» **PROBLEM TO SOLVE**:
Search the records below for the word "СТРОИТЕЛЬСТВА" and show every line where it occurs.

» **DATASET CONTENT**:
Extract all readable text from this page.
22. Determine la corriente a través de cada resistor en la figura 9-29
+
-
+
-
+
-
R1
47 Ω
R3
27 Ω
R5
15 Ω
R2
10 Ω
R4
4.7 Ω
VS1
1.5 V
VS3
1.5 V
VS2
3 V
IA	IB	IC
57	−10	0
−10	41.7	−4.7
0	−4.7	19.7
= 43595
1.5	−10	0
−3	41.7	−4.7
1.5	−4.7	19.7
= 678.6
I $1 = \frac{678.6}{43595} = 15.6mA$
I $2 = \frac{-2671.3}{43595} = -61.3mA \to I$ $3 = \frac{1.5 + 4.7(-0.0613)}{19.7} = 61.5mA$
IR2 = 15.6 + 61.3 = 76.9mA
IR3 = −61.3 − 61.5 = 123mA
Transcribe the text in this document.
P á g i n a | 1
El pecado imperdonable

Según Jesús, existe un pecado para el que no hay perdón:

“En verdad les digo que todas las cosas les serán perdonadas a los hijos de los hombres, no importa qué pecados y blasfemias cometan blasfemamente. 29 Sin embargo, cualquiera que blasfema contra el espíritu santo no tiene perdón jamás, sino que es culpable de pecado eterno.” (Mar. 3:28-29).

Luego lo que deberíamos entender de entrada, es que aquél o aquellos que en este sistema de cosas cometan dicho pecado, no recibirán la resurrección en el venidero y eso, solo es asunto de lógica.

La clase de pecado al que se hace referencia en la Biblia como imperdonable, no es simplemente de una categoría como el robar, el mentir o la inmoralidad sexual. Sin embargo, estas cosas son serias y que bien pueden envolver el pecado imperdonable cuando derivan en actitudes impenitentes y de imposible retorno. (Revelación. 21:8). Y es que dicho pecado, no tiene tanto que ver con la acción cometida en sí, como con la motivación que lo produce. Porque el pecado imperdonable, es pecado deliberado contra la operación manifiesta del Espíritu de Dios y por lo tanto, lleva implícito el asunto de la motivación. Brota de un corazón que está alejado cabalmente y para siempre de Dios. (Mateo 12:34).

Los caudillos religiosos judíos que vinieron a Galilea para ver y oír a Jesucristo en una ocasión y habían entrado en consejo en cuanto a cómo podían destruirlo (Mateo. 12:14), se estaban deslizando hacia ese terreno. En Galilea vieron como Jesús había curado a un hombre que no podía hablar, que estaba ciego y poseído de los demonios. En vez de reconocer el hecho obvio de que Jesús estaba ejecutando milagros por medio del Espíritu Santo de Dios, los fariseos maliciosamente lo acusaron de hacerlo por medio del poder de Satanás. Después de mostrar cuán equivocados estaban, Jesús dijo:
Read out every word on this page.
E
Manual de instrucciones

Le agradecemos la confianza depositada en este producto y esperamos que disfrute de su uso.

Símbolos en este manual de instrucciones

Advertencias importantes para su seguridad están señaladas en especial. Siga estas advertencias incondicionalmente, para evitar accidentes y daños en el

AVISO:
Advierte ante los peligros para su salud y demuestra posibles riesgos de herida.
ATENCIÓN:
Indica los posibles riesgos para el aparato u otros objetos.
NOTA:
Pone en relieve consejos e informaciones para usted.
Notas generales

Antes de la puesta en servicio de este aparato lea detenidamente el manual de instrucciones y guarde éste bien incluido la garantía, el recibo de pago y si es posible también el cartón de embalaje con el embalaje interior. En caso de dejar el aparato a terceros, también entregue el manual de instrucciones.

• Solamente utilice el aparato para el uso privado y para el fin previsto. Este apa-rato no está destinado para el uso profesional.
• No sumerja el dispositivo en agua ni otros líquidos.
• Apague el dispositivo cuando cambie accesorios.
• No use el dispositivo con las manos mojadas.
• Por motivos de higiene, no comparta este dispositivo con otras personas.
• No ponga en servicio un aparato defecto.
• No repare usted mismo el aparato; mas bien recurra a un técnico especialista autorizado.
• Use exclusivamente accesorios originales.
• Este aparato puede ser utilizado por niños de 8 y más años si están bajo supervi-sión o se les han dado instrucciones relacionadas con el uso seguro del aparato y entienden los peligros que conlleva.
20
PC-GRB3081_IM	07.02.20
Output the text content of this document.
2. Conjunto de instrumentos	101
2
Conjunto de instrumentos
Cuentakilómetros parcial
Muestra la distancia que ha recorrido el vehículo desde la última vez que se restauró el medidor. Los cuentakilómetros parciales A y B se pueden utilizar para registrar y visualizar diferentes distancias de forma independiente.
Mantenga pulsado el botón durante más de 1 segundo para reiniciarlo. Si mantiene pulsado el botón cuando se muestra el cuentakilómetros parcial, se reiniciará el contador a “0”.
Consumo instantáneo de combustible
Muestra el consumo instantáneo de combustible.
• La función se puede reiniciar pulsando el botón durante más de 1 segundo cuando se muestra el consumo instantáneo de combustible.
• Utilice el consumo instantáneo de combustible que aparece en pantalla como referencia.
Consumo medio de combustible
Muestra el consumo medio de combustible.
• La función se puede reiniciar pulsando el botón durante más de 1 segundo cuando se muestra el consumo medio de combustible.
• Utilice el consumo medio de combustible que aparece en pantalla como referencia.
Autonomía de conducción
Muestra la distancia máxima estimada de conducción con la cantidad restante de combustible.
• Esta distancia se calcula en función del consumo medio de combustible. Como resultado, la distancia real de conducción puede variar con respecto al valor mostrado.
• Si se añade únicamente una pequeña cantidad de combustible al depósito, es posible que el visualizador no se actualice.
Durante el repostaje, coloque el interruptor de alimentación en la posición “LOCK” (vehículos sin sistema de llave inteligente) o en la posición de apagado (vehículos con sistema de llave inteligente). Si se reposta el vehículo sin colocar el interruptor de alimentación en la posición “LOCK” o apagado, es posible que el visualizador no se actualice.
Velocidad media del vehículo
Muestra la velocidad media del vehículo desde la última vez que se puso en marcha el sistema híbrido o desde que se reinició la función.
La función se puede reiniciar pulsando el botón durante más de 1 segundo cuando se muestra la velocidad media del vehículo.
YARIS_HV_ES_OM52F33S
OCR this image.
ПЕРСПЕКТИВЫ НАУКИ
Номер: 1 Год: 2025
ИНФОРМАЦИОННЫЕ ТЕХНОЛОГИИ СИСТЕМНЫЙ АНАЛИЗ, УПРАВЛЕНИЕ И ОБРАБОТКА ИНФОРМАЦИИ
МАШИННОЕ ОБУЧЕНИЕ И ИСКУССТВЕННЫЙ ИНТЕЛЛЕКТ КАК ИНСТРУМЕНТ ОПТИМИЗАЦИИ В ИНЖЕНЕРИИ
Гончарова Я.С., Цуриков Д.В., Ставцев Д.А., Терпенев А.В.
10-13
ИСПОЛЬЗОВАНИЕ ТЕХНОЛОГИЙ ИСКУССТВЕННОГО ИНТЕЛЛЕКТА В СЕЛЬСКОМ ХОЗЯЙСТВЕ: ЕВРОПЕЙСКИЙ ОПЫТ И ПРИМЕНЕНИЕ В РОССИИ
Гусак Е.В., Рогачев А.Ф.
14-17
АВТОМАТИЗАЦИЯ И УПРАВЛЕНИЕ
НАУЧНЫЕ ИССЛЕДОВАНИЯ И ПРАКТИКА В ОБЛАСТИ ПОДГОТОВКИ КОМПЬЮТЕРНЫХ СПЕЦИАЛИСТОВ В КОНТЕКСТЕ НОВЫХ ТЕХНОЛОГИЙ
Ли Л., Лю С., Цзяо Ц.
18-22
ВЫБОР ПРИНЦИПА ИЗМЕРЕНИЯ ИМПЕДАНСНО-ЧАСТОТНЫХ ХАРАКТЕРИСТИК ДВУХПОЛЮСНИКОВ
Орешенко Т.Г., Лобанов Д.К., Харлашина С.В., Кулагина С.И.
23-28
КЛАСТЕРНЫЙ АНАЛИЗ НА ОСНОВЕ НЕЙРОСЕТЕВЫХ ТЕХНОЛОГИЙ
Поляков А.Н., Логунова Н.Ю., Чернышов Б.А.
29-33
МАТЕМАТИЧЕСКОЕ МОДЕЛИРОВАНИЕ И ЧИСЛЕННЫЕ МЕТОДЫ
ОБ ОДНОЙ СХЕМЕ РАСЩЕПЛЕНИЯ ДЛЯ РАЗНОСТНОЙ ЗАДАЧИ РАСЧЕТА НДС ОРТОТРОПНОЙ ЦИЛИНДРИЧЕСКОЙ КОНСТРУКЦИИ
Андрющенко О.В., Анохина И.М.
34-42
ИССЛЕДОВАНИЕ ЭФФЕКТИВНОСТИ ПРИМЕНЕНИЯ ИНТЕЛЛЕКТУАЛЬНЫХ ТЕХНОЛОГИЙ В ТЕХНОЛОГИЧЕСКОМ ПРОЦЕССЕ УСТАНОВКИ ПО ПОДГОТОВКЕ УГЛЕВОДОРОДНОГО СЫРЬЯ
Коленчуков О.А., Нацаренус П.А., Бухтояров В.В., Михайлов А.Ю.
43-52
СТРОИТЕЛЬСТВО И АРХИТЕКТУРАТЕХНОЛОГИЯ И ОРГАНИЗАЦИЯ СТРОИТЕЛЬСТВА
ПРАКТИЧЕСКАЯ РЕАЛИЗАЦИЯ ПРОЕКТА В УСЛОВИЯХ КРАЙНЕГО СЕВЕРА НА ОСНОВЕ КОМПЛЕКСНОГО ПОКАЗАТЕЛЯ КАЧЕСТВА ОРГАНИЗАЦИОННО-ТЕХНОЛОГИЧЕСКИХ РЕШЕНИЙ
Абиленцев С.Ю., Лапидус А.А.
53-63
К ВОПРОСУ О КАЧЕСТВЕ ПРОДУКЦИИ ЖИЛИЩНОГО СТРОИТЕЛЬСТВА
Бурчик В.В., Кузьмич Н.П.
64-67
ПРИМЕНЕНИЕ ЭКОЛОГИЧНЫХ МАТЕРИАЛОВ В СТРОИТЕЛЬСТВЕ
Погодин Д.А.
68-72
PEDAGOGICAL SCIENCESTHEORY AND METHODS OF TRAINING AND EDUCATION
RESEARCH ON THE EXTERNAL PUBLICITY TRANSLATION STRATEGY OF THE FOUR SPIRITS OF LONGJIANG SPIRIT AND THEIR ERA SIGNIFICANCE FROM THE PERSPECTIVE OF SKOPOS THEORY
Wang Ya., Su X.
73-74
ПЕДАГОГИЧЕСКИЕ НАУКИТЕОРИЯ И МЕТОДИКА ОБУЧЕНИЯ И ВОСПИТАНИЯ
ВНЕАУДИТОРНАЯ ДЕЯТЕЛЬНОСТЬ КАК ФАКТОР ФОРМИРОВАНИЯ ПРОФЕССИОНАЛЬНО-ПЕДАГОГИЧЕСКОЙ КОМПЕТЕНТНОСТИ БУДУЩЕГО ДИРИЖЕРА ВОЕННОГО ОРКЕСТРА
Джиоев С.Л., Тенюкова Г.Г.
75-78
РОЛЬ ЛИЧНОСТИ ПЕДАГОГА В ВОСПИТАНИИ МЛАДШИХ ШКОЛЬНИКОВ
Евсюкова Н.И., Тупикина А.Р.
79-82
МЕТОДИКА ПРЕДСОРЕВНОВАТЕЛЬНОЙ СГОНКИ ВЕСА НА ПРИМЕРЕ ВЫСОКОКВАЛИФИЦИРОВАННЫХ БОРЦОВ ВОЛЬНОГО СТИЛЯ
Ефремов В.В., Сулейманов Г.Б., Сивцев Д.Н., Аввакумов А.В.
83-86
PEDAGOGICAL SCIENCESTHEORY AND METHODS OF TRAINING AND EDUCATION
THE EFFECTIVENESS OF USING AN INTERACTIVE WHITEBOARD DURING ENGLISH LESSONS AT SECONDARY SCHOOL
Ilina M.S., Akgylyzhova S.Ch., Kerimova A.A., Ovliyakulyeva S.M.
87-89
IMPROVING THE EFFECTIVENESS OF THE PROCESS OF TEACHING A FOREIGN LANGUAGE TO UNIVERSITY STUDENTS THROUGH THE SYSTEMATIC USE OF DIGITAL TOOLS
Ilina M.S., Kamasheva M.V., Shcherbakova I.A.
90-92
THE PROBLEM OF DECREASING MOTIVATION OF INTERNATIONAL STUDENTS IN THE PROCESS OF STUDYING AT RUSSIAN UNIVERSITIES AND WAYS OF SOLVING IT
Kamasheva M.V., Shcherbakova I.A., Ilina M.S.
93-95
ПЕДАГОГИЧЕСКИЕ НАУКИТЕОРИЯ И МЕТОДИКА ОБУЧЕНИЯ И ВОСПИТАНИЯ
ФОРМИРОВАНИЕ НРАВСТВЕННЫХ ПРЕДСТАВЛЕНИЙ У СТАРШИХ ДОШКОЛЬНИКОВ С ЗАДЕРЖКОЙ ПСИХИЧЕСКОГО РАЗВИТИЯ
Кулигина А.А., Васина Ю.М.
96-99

» **TASK OUTPUT**:
СТРОИТЕЛЬСТВО И АРХИТЕКТУРАТЕХНОЛОГИЯ И ОРГАНИЗАЦИЯ СТРОИТЕЛЬСТВА
К ВОПРОСУ О КАЧЕСТВЕ ПРОДУКЦИИ ЖИЛИЩНОГО СТРОИТЕЛЬСТВА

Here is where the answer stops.